◆ REQUIREMENT ◆
Reproduce each line of the material precisely.

◆ INPUT RECORDS ◆
○ ○ ○ ○ ○

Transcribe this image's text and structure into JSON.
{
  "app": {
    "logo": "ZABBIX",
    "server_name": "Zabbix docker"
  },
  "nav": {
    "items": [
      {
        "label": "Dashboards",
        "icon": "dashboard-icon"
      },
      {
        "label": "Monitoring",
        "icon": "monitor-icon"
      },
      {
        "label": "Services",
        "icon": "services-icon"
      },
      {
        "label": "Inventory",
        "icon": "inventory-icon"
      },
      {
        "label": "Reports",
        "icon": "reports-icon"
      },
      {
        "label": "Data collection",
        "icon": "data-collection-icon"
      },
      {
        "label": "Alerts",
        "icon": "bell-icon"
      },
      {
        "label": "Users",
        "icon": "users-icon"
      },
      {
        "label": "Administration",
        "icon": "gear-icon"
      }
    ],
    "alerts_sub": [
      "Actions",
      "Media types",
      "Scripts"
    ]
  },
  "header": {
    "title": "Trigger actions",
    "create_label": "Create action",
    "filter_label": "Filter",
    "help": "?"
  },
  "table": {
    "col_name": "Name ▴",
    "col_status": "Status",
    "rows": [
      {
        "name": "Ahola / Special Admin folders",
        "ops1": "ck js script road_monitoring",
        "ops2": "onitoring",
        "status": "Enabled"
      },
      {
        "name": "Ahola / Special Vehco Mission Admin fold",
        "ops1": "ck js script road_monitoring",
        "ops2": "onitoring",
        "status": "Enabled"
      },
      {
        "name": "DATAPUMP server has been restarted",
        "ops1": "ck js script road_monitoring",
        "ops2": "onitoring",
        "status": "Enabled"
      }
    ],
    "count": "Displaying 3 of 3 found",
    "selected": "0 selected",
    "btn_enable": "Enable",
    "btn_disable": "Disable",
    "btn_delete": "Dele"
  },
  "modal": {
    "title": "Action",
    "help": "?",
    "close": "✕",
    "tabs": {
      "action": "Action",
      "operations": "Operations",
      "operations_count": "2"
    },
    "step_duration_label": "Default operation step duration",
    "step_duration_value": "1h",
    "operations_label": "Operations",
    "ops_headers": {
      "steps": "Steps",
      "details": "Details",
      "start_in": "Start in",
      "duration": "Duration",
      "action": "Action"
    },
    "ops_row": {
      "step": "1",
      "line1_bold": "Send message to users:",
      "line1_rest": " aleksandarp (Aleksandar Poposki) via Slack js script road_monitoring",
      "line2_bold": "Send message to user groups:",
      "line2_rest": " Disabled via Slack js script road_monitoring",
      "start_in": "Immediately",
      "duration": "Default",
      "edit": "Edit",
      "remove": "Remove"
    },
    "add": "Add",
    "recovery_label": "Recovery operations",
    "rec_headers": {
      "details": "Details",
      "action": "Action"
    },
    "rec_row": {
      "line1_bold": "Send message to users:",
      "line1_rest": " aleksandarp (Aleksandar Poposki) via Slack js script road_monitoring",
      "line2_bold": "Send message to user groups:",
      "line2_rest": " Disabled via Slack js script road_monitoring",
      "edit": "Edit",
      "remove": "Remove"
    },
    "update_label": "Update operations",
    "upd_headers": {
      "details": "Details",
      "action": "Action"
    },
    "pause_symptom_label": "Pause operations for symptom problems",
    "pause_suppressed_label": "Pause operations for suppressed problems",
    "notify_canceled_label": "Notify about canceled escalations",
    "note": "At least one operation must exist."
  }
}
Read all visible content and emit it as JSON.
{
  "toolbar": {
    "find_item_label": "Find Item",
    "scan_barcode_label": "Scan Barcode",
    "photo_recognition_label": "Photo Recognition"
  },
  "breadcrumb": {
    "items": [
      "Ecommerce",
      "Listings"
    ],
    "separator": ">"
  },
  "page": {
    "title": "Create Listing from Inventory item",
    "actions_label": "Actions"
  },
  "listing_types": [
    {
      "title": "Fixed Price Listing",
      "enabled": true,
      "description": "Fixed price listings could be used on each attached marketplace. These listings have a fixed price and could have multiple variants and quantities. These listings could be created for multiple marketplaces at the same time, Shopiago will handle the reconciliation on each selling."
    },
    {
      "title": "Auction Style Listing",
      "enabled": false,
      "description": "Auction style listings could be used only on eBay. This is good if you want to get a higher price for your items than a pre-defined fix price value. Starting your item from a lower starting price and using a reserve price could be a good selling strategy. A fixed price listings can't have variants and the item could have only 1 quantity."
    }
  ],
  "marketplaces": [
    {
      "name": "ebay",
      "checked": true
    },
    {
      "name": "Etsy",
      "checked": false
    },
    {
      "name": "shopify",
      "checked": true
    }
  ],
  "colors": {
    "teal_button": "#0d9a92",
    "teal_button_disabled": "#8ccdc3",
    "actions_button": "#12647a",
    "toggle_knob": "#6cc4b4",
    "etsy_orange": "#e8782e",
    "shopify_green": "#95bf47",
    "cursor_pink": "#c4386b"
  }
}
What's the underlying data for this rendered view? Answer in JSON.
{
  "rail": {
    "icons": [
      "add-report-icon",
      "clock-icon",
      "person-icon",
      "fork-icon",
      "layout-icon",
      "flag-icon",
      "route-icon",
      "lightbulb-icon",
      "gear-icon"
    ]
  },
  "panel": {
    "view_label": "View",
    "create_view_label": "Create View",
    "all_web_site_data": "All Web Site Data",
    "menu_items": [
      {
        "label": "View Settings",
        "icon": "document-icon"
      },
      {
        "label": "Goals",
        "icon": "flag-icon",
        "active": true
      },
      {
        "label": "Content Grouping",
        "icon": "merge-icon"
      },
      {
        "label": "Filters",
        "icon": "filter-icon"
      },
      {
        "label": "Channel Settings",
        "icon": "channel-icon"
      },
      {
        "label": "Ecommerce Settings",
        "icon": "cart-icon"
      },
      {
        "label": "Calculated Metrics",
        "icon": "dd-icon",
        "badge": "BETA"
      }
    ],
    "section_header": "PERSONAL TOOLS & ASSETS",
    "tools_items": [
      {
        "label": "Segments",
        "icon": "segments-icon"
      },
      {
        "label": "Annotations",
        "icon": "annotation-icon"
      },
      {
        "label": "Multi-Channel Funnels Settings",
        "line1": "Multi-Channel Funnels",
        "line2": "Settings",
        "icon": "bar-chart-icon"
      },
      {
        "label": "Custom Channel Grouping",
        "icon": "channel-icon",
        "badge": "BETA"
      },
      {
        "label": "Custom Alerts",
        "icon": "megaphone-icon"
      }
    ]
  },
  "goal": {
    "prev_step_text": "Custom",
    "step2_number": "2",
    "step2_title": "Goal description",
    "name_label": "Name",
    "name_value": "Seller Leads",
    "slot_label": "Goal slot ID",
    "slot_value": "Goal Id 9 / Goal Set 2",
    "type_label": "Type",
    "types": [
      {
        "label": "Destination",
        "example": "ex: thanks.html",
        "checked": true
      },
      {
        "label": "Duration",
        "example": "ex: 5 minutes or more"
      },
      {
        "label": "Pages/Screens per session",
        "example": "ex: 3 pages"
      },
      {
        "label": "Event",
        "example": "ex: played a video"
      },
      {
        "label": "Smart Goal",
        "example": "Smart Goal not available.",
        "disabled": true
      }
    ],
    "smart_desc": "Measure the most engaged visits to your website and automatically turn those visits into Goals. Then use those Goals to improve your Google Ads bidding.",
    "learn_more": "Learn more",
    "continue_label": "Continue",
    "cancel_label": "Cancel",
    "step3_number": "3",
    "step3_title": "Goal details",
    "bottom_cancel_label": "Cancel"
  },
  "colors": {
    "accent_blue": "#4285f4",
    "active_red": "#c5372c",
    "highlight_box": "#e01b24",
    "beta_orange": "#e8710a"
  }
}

○ ○ ○ ○ ○

◆ ANSWER BELOW ◆
Transcribe this image's text and structure into JSON.
{
  "app": {
    "logo": "ZABBIX",
    "server_name": "Zabbix docker"
  },
  "nav": {
    "items": [
      {
        "label": "Dashboards",
        "icon": "dashboard-icon"
      },
      {
        "label": "Monitoring",
        "icon": "monitor-icon"
      },
      {
        "label": "Services",
        "icon": "services-icon"
      },
      {
        "label": "Inventory",
        "icon": "inventory-icon"
      },
      {
        "label": "Reports",
        "icon": "reports-icon"
      },
      {
        "label": "Data collection",
        "icon": "data-collection-icon"
      },
      {
        "label": "Alerts",
        "icon": "bell-icon"
      },
      {
        "label": "Users",
        "icon": "users-icon"
      },
      {
        "label": "Administration",
        "icon": "gear-icon"
      }
    ],
    "alerts_sub": [
      "Actions",
      "Media types",
      "Scripts"
    ]
  },
  "header": {
    "title": "Trigger actions",
    "create_label": "Create action",
    "filter_label": "Filter",
    "help": "?"
  },
  "table": {
    "col_name": "Name ▴",
    "col_status": "Status",
    "rows": [
      {
        "name": "Ahola / Special Admin folders",
        "ops1": "ck js script road_monitoring",
        "ops2": "onitoring",
        "status": "Enabled"
      },
      {
        "name": "Ahola / Special Vehco Mission Admin fold",
        "ops1": "ck js script road_monitoring",
        "ops2": "onitoring",
        "status": "Enabled"
      },
      {
        "name": "DATAPUMP server has been restarted",
        "ops1": "ck js script road_monitoring",
        "ops2": "onitoring",
        "status": "Enabled"
      }
    ],
    "count": "Displaying 3 of 3 found",
    "selected": "0 selected",
    "btn_enable": "Enable",
    "btn_disable": "Disable",
    "btn_delete": "Dele"
  },
  "modal": {
    "title": "Action",
    "help": "?",
    "close": "✕",
    "tabs": {
      "action": "Action",
      "operations": "Operations",
      "operations_count": "2"
    },
    "step_duration_label": "Default operation step duration",
    "step_duration_value": "1h",
    "operations_label": "Operations",
    "ops_headers": {
      "steps": "Steps",
      "details": "Details",
      "start_in": "Start in",
      "duration": "Duration",
      "action": "Action"
    },
    "ops_row": {
      "step": "1",
      "line1_bold": "Send message to users:",
      "line1_rest": " aleksandarp (Aleksandar Poposki) via Slack js script road_monitoring",
      "line2_bold": "Send message to user groups:",
      "line2_rest": " Disabled via Slack js script road_monitoring",
      "start_in": "Immediately",
      "duration": "Default",
      "edit": "Edit",
      "remove": "Remove"
    },
    "add": "Add",
    "recovery_label": "Recovery operations",
    "rec_headers": {
      "details": "Details",
      "action": "Action"
    },
    "rec_row": {
      "line1_bold": "Send message to users:",
      "line1_rest": " aleksandarp (Aleksandar Poposki) via Slack js script road_monitoring",
      "line2_bold": "Send message to user groups:",
      "line2_rest": " Disabled via Slack js script road_monitoring",
      "edit": "Edit",
      "remove": "Remove"
    },
    "update_label": "Update operations",
    "upd_headers": {
      "details": "Details",
      "action": "Action"
    },
    "pause_symptom_label": "Pause operations for symptom problems",
    "pause_suppressed_label": "Pause operations for suppressed problems",
    "notify_canceled_label": "Notify about canceled escalations",
    "note": "At least one operation must exist."
  }
}
Read all visible content and emit it as JSON.
{
  "toolbar": {
    "find_item_label": "Find Item",
    "scan_barcode_label": "Scan Barcode",
    "photo_recognition_label": "Photo Recognition"
  },
  "breadcrumb": {
    "items": [
      "Ecommerce",
      "Listings"
    ],
    "separator": ">"
  },
  "page": {
    "title": "Create Listing from Inventory item",
    "actions_label": "Actions"
  },
  "listing_types": [
    {
      "title": "Fixed Price Listing",
      "enabled": true,
      "description": "Fixed price listings could be used on each attached marketplace. These listings have a fixed price and could have multiple variants and quantities. These listings could be created for multiple marketplaces at the same time, Shopiago will handle the reconciliation on each selling."
    },
    {
      "title": "Auction Style Listing",
      "enabled": false,
      "description": "Auction style listings could be used only on eBay. This is good if you want to get a higher price for your items than a pre-defined fix price value. Starting your item from a lower starting price and using a reserve price could be a good selling strategy. A fixed price listings can't have variants and the item could have only 1 quantity."
    }
  ],
  "marketplaces": [
    {
      "name": "ebay",
      "checked": true
    },
    {
      "name": "Etsy",
      "checked": false
    },
    {
      "name": "shopify",
      "checked": true
    }
  ],
  "colors": {
    "teal_button": "#0d9a92",
    "teal_button_disabled": "#8ccdc3",
    "actions_button": "#12647a",
    "toggle_knob": "#6cc4b4",
    "etsy_orange": "#e8782e",
    "shopify_green": "#95bf47",
    "cursor_pink": "#c4386b"
  }
}
What's the underlying data for this rendered view? Answer in JSON.
{
  "rail": {
    "icons": [
      "add-report-icon",
      "clock-icon",
      "person-icon",
      "fork-icon",
      "layout-icon",
      "flag-icon",
      "route-icon",
      "lightbulb-icon",
      "gear-icon"
    ]
  },
  "panel": {
    "view_label": "View",
    "create_view_label": "Create View",
    "all_web_site_data": "All Web Site Data",
    "menu_items": [
      {
        "label": "View Settings",
        "icon": "document-icon"
      },
      {
        "label": "Goals",
        "icon": "flag-icon",
        "active": true
      },
      {
        "label": "Content Grouping",
        "icon": "merge-icon"
      },
      {
        "label": "Filters",
        "icon": "filter-icon"
      },
      {
        "label": "Channel Settings",
        "icon": "channel-icon"
      },
      {
        "label": "Ecommerce Settings",
        "icon": "cart-icon"
      },
      {
        "label": "Calculated Metrics",
        "icon": "dd-icon",
        "badge": "BETA"
      }
    ],
    "section_header": "PERSONAL TOOLS & ASSETS",
    "tools_items": [
      {
        "label": "Segments",
        "icon": "segments-icon"
      },
      {
        "label": "Annotations",
        "icon": "annotation-icon"
      },
      {
        "label": "Multi-Channel Funnels Settings",
        "line1": "Multi-Channel Funnels",
        "line2": "Settings",
        "icon": "bar-chart-icon"
      },
      {
        "label": "Custom Channel Grouping",
        "icon": "channel-icon",
        "badge": "BETA"
      },
      {
        "label": "Custom Alerts",
        "icon": "megaphone-icon"
      }
    ]
  },
  "goal": {
    "prev_step_text": "Custom",
    "step2_number": "2",
    "step2_title": "Goal description",
    "name_label": "Name",
    "name_value": "Seller Leads",
    "slot_label": "Goal slot ID",
    "slot_value": "Goal Id 9 / Goal Set 2",
    "type_label": "Type",
    "types": [
      {
        "label": "Destination",
        "example": "ex: thanks.html",
        "checked": true
      },
      {
        "label": "Duration",
        "example": "ex: 5 minutes or more"
      },
      {
        "label": "Pages/Screens per session",
        "example": "ex: 3 pages"
      },
      {
        "label": "Event",
        "example": "ex: played a video"
      },
      {
        "label": "Smart Goal",
        "example": "Smart Goal not available.",
        "disabled": true
      }
    ],
    "smart_desc": "Measure the most engaged visits to your website and automatically turn those visits into Goals. Then use those Goals to improve your Google Ads bidding.",
    "learn_more": "Learn more",
    "continue_label": "Continue",
    "cancel_label": "Cancel",
    "step3_number": "3",
    "step3_title": "Goal details",
    "bottom_cancel_label": "Cancel"
  },
  "colors": {
    "accent_blue": "#4285f4",
    "active_red": "#c5372c",
    "highlight_box": "#e01b24",
    "beta_orange": "#e8710a"
  }
}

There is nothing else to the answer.